§ **Work instructions**:
[a] Decide whether each statement below agrees with the news passage on Brazil's landless poor. For each, answer yes or no and quote the deciding words of the passage exactly. (i) The MST has campaigned since 1984 to put land back into the hands of small farmers. (ii) The poorest landowners hold 56 percent of arable land. (iii) Masioli says attacks on the camps are rare.
[b] Reproduce the stretch of the news passage on Brazil's landless poor from "The attention of" through "- remains untold.".

§ **Document passage**:

□ □ □

World Bulletin / News Desk

The attention of the world will be focused on the drama unfolding in Brazil's billion-dollar stadiums this summer but the struggles of the landless poor - dozens of whom die in land disputes annually in the countries rural interior - remains untold.

Brazil has one of the world's most unequal distributions of land, 3.5 percent of landowners hold 56 percent of arable land while the poorest own barely one percent, according to an Inter Press Service report.

The Landless Workers Movement (MST) have been campaigning to put land back into the hands of small farmers since 1984.

At the age of 22, Itelvina Masioli’s family were itinerant peasants who used to move from farm to farm tiling crops and milling other people’s grains.

Today, Masioli is the national director of the MST and is working to re-distribute Brazil’s intense concentration of land in the hands of wealthy landowners, or latifundios, and powerful corporations to peasants.

‘’All our camps have suffered violence from latifundios, from police, from paramilitaries, from hired guns who attack the camps on the behalf of agribusiness and latifundios,” said Masioli. “They kill us, they beat us – it happens all the time.”

□ □ □

§ **Information provided**:
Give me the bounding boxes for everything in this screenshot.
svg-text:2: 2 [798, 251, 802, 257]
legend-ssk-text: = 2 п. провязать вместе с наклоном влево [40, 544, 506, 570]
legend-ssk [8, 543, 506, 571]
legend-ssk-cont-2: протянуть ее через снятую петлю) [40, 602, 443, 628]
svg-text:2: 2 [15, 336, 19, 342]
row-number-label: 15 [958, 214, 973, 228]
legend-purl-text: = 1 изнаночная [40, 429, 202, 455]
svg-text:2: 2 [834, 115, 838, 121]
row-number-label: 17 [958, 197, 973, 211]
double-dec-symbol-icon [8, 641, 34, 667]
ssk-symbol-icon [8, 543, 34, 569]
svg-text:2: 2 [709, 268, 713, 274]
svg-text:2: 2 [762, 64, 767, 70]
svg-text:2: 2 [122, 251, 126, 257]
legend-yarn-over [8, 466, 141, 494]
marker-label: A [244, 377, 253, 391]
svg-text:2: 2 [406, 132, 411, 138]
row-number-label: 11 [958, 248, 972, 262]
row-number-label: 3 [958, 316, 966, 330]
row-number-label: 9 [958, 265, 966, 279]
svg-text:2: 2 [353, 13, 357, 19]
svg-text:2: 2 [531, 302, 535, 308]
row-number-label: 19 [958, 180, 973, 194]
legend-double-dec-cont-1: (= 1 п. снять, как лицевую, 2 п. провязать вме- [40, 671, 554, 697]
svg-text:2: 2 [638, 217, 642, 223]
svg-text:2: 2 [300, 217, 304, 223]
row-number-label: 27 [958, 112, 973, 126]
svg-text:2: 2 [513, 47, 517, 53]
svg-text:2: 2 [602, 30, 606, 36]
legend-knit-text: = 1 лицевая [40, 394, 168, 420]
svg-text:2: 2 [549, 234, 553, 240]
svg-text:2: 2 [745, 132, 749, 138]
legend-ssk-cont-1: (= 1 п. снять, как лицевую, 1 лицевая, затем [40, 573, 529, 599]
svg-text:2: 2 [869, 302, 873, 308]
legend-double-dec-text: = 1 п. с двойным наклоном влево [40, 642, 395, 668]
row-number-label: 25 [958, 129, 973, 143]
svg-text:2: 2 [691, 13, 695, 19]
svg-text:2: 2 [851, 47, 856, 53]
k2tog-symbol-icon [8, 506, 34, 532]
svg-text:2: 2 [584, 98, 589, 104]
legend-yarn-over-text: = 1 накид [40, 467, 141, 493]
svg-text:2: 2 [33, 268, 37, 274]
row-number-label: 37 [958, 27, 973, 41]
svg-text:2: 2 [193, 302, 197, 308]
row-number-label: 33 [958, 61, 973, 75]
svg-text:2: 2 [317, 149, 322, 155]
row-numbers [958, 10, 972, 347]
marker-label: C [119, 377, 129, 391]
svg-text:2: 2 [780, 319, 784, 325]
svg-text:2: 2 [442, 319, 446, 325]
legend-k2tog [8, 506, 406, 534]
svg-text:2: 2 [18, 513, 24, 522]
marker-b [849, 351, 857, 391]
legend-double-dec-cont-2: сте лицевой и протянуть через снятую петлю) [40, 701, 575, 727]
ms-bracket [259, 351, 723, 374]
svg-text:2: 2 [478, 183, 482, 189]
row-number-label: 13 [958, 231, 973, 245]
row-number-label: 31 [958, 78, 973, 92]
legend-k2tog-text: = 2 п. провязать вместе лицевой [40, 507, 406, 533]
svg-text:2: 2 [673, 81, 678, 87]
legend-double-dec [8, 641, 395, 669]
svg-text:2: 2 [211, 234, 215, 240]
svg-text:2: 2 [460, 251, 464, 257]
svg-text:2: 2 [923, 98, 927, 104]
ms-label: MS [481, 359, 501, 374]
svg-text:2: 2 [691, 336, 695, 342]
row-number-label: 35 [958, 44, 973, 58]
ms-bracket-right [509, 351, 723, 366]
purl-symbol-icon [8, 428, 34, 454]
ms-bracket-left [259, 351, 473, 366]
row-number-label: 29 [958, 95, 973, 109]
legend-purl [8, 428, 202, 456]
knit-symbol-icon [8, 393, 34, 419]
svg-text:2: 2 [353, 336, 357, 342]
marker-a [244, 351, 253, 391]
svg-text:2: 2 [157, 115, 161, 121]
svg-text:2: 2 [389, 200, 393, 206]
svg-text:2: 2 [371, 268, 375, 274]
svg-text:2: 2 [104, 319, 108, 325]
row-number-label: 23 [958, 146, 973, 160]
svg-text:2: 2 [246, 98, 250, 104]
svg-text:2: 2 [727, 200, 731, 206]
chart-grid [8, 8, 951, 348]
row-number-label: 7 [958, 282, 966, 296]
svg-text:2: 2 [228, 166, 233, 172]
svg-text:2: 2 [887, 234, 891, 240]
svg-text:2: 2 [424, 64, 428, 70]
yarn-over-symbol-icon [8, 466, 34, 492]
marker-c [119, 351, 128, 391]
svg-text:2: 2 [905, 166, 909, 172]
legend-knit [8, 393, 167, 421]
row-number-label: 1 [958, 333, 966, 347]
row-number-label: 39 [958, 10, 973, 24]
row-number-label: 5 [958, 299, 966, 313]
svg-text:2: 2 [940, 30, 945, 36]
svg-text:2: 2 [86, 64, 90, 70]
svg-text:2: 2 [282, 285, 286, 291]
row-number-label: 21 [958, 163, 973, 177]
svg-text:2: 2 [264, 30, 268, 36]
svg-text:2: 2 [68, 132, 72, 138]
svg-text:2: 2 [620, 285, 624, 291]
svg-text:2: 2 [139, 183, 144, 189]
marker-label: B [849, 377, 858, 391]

□ □ □

§ **Results in order**:
[a]
(i) Yes: "The Landless Workers Movement (MST) have been campaigning to put land back into the hands of small farmers since 1984."
(ii) No: "3.5 percent of landowners hold 56 percent of arable land while the poorest own barely one percent"
(iii) No: "They kill us, they beat us – it happens all the time."

[b]
The attention of the world will be focused on the drama unfolding in Brazil's billion-dollar stadiums this summer but the struggles of the landless poor - dozens of whom die in land disputes annually in the countries rural interior - remains untold.